_Record list_
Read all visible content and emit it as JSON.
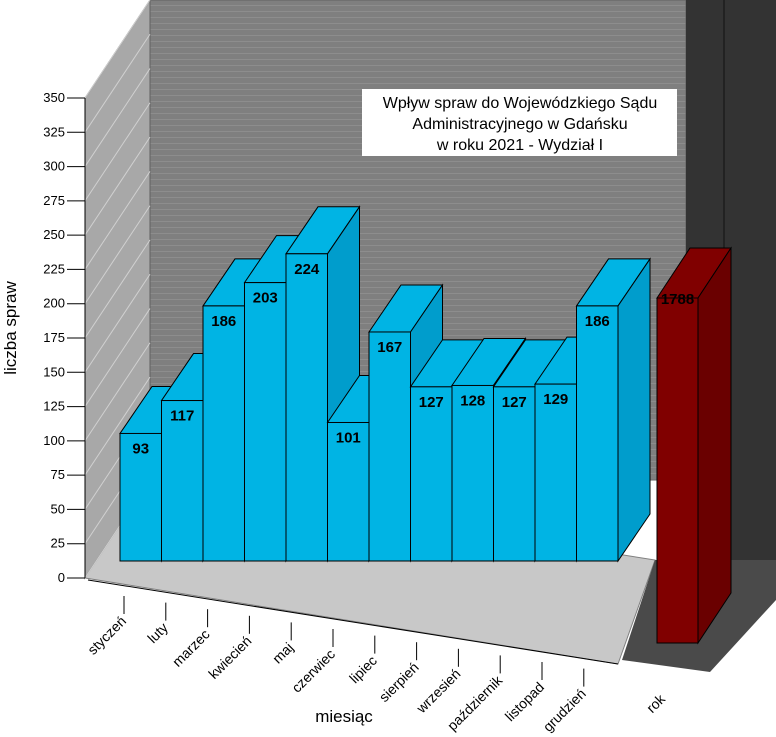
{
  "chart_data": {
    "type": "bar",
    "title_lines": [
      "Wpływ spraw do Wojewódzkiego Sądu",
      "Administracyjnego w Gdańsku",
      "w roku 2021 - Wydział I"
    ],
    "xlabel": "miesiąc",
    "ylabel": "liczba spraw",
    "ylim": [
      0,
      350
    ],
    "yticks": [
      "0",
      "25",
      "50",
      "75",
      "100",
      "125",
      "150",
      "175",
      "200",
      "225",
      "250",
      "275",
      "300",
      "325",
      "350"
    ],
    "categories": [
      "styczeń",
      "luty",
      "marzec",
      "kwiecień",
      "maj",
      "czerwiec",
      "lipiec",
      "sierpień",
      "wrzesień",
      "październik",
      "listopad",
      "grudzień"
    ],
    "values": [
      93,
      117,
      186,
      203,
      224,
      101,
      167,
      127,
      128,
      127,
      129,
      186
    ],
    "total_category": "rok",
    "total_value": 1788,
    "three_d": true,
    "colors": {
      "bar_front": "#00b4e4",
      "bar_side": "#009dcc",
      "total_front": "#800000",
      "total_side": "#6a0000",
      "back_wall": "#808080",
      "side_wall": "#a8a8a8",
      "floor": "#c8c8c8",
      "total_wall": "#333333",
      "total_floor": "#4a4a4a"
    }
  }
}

_Requirements_
Write the material out again exactly as it appears, dropping the pictures.

_Task answer_
Read all visible content and emit it as JSON.
{
  "chart_data": {
    "type": "bar",
    "title_lines": [
      "Wpływ spraw do Wojewódzkiego Sądu",
      "Administracyjnego w Gdańsku",
      "w roku 2021 - Wydział I"
    ],
    "xlabel": "miesiąc",
    "ylabel": "liczba spraw",
    "ylim": [
      0,
      350
    ],
    "yticks": [
      "0",
      "25",
      "50",
      "75",
      "100",
      "125",
      "150",
      "175",
      "200",
      "225",
      "250",
      "275",
      "300",
      "325",
      "350"
    ],
    "categories": [
      "styczeń",
      "luty",
      "marzec",
      "kwiecień",
      "maj",
      "czerwiec",
      "lipiec",
      "sierpień",
      "wrzesień",
      "październik",
      "listopad",
      "grudzień"
    ],
    "values": [
      93,
      117,
      186,
      203,
      224,
      101,
      167,
      127,
      128,
      127,
      129,
      186
    ],
    "total_category": "rok",
    "total_value": 1788,
    "three_d": true,
    "colors": {
      "bar_front": "#00b4e4",
      "bar_side": "#009dcc",
      "total_front": "#800000",
      "total_side": "#6a0000",
      "back_wall": "#808080",
      "side_wall": "#a8a8a8",
      "floor": "#c8c8c8",
      "total_wall": "#333333",
      "total_floor": "#4a4a4a"
    }
  }
}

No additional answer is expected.